**TASK BRIEF:** Write out every entry, unchanged. Skip any picture.

**DATA ENTRIES:**

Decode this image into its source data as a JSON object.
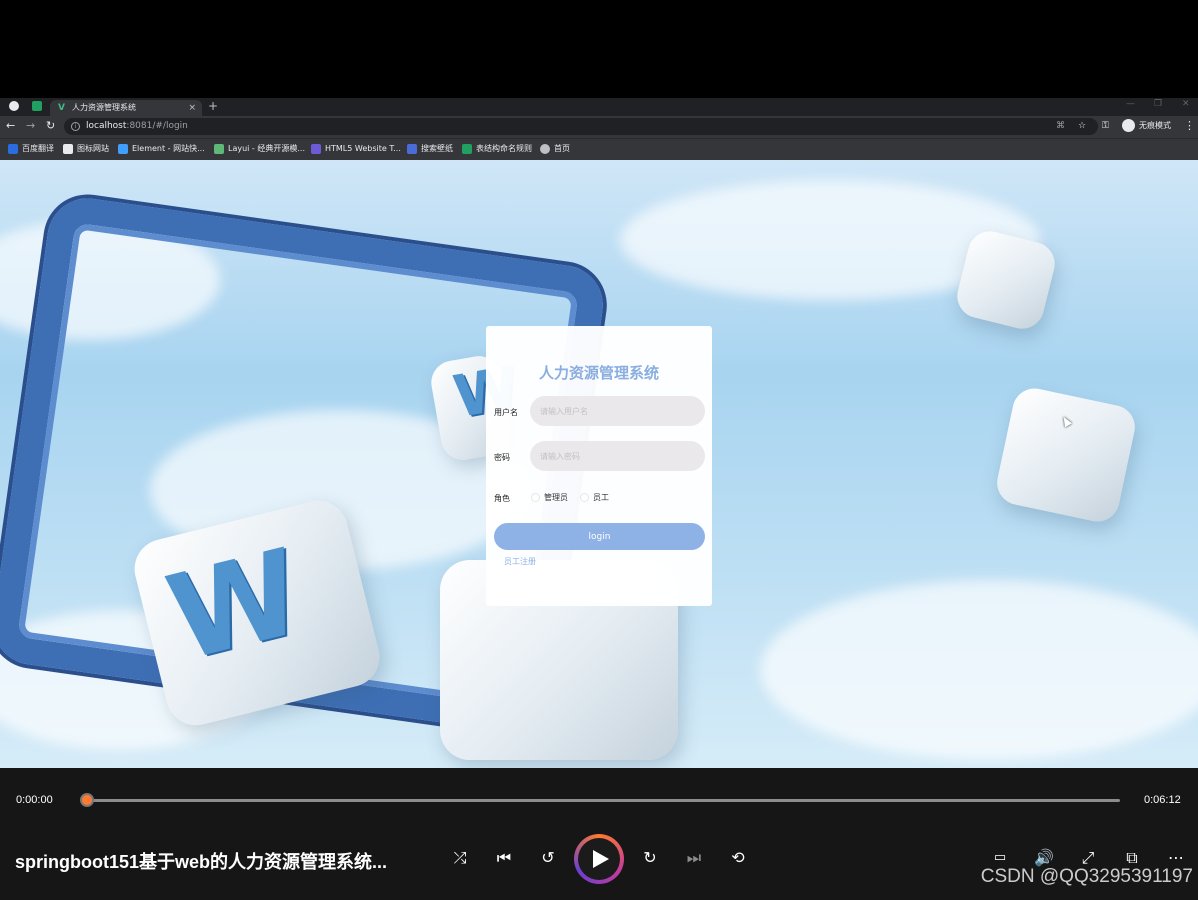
{
  "browser": {
    "tab_title": "人力资源管理系统",
    "tab_close": "×",
    "new_tab": "+",
    "url_host": "localhost",
    "url_path": ":8081/#/login",
    "profile_label": "无痕模式",
    "bookmarks": [
      {
        "label": "百度翻译",
        "color": "#2b6de0"
      },
      {
        "label": "图标网站",
        "color": "#e8eaed"
      },
      {
        "label": "Element - 网站快...",
        "color": "#409eff"
      },
      {
        "label": "Layui - 经典开源模...",
        "color": "#5fb878"
      },
      {
        "label": "HTML5 Website T...",
        "color": "#6b5bd6"
      },
      {
        "label": "搜索壁纸",
        "color": "#4a6cd8"
      },
      {
        "label": "表结构命名规则",
        "color": "#20a162"
      },
      {
        "label": "首页",
        "color": "#bdc1c6"
      }
    ]
  },
  "login": {
    "title": "人力资源管理系统",
    "username_label": "用户名",
    "username_placeholder": "请输入用户名",
    "password_label": "密码",
    "password_placeholder": "请输入密码",
    "role_label": "角色",
    "roles": [
      "管理员",
      "员工"
    ],
    "login_button": "login",
    "register_link": "员工注册"
  },
  "player": {
    "current_time": "0:00:00",
    "total_time": "0:06:12",
    "progress": 0,
    "video_title": "springboot151基于web的人力资源管理系统...",
    "watermark": "CSDN @QQ3295391197",
    "accent_color": "#ff7a2e"
  }
}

**REPLY:**
Decode this image into its source data as a JSON object.
{
  "browser": {
    "tab_title": "人力资源管理系统",
    "tab_close": "×",
    "new_tab": "+",
    "url_host": "localhost",
    "url_path": ":8081/#/login",
    "profile_label": "无痕模式",
    "bookmarks": [
      {
        "label": "百度翻译",
        "color": "#2b6de0"
      },
      {
        "label": "图标网站",
        "color": "#e8eaed"
      },
      {
        "label": "Element - 网站快...",
        "color": "#409eff"
      },
      {
        "label": "Layui - 经典开源模...",
        "color": "#5fb878"
      },
      {
        "label": "HTML5 Website T...",
        "color": "#6b5bd6"
      },
      {
        "label": "搜索壁纸",
        "color": "#4a6cd8"
      },
      {
        "label": "表结构命名规则",
        "color": "#20a162"
      },
      {
        "label": "首页",
        "color": "#bdc1c6"
      }
    ]
  },
  "login": {
    "title": "人力资源管理系统",
    "username_label": "用户名",
    "username_placeholder": "请输入用户名",
    "password_label": "密码",
    "password_placeholder": "请输入密码",
    "role_label": "角色",
    "roles": [
      "管理员",
      "员工"
    ],
    "login_button": "login",
    "register_link": "员工注册"
  },
  "player": {
    "current_time": "0:00:00",
    "total_time": "0:06:12",
    "progress": 0,
    "video_title": "springboot151基于web的人力资源管理系统...",
    "watermark": "CSDN @QQ3295391197",
    "accent_color": "#ff7a2e"
  }
}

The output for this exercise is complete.